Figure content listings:

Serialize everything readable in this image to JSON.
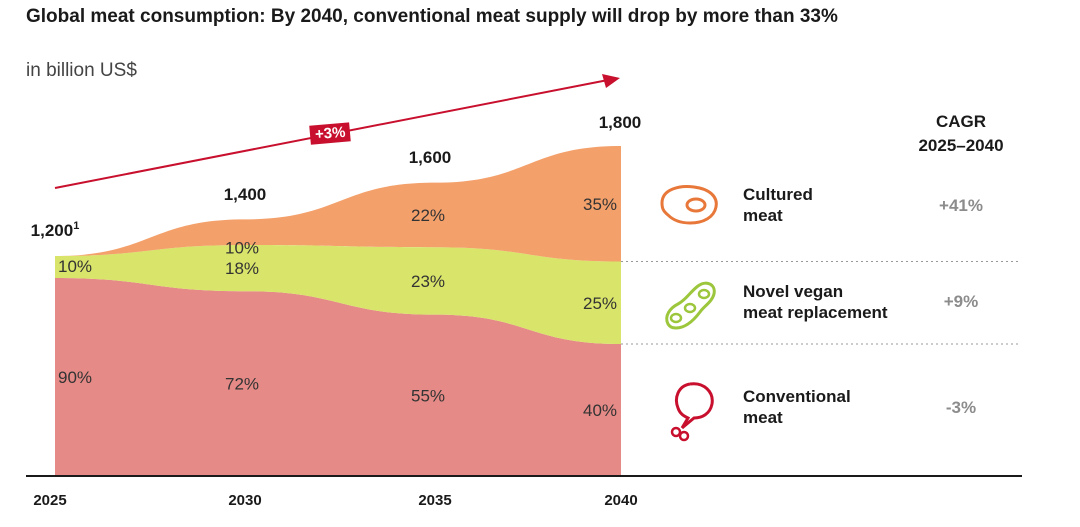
{
  "title": "Global meat consumption: By 2040, conventional meat supply will drop by more than 33%",
  "subtitle": "in billion US$",
  "growth_label": "+3%",
  "cagr_header": "CAGR\n2025–2040",
  "colors": {
    "cultured": "#f4a06b",
    "vegan": "#d9e46a",
    "conventional": "#e58a86",
    "accent": "#c8102e",
    "cultured_icon": "#e8773a",
    "vegan_icon": "#9cc63b",
    "conventional_icon": "#c8102e"
  },
  "legend": [
    {
      "key": "cultured",
      "label": "Cultured\nmeat",
      "cagr": "+41%",
      "icon": "steak-icon"
    },
    {
      "key": "vegan",
      "label": "Novel vegan\nmeat replacement",
      "cagr": "+9%",
      "icon": "soybean-icon"
    },
    {
      "key": "conventional",
      "label": "Conventional\nmeat",
      "cagr": "-3%",
      "icon": "chicken-leg-icon"
    }
  ],
  "chart_data": {
    "type": "area",
    "stacked": true,
    "title": "Global meat consumption: By 2040, conventional meat supply will drop by more than 33%",
    "ylabel": "in billion US$",
    "x": [
      "2025",
      "2030",
      "2035",
      "2040"
    ],
    "totals": [
      1200,
      1400,
      1600,
      1800
    ],
    "total_labels": [
      "1,200",
      "1,400",
      "1,600",
      "1,800"
    ],
    "total_footnote": "1",
    "series": [
      {
        "name": "Conventional meat",
        "key": "conventional",
        "shares": [
          90,
          72,
          55,
          40
        ],
        "labels": [
          "90%",
          "72%",
          "55%",
          "40%"
        ]
      },
      {
        "name": "Novel vegan meat replacement",
        "key": "vegan",
        "shares": [
          10,
          18,
          23,
          25
        ],
        "labels": [
          "10%",
          "18%",
          "23%",
          "25%"
        ]
      },
      {
        "name": "Cultured meat",
        "key": "cultured",
        "shares": [
          0,
          10,
          22,
          35
        ],
        "labels": [
          "",
          "10%",
          "22%",
          "35%"
        ]
      }
    ],
    "ylim": [
      0,
      1800
    ],
    "grid": false,
    "legend_position": "right"
  }
}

■ WHAT YOU SHOULD DO
Without the pictures, return the entries exactly as they appear.

■ RESULT OF THE EXERCISE
Serialize everything readable in this image to JSON.
{
  "title": "Global meat consumption: By 2040, conventional meat supply will drop by more than 33%",
  "subtitle": "in billion US$",
  "growth_label": "+3%",
  "cagr_header": "CAGR\n2025–2040",
  "colors": {
    "cultured": "#f4a06b",
    "vegan": "#d9e46a",
    "conventional": "#e58a86",
    "accent": "#c8102e",
    "cultured_icon": "#e8773a",
    "vegan_icon": "#9cc63b",
    "conventional_icon": "#c8102e"
  },
  "legend": [
    {
      "key": "cultured",
      "label": "Cultured\nmeat",
      "cagr": "+41%",
      "icon": "steak-icon"
    },
    {
      "key": "vegan",
      "label": "Novel vegan\nmeat replacement",
      "cagr": "+9%",
      "icon": "soybean-icon"
    },
    {
      "key": "conventional",
      "label": "Conventional\nmeat",
      "cagr": "-3%",
      "icon": "chicken-leg-icon"
    }
  ],
  "chart_data": {
    "type": "area",
    "stacked": true,
    "title": "Global meat consumption: By 2040, conventional meat supply will drop by more than 33%",
    "ylabel": "in billion US$",
    "x": [
      "2025",
      "2030",
      "2035",
      "2040"
    ],
    "totals": [
      1200,
      1400,
      1600,
      1800
    ],
    "total_labels": [
      "1,200",
      "1,400",
      "1,600",
      "1,800"
    ],
    "total_footnote": "1",
    "series": [
      {
        "name": "Conventional meat",
        "key": "conventional",
        "shares": [
          90,
          72,
          55,
          40
        ],
        "labels": [
          "90%",
          "72%",
          "55%",
          "40%"
        ]
      },
      {
        "name": "Novel vegan meat replacement",
        "key": "vegan",
        "shares": [
          10,
          18,
          23,
          25
        ],
        "labels": [
          "10%",
          "18%",
          "23%",
          "25%"
        ]
      },
      {
        "name": "Cultured meat",
        "key": "cultured",
        "shares": [
          0,
          10,
          22,
          35
        ],
        "labels": [
          "",
          "10%",
          "22%",
          "35%"
        ]
      }
    ],
    "ylim": [
      0,
      1800
    ],
    "grid": false,
    "legend_position": "right"
  }
}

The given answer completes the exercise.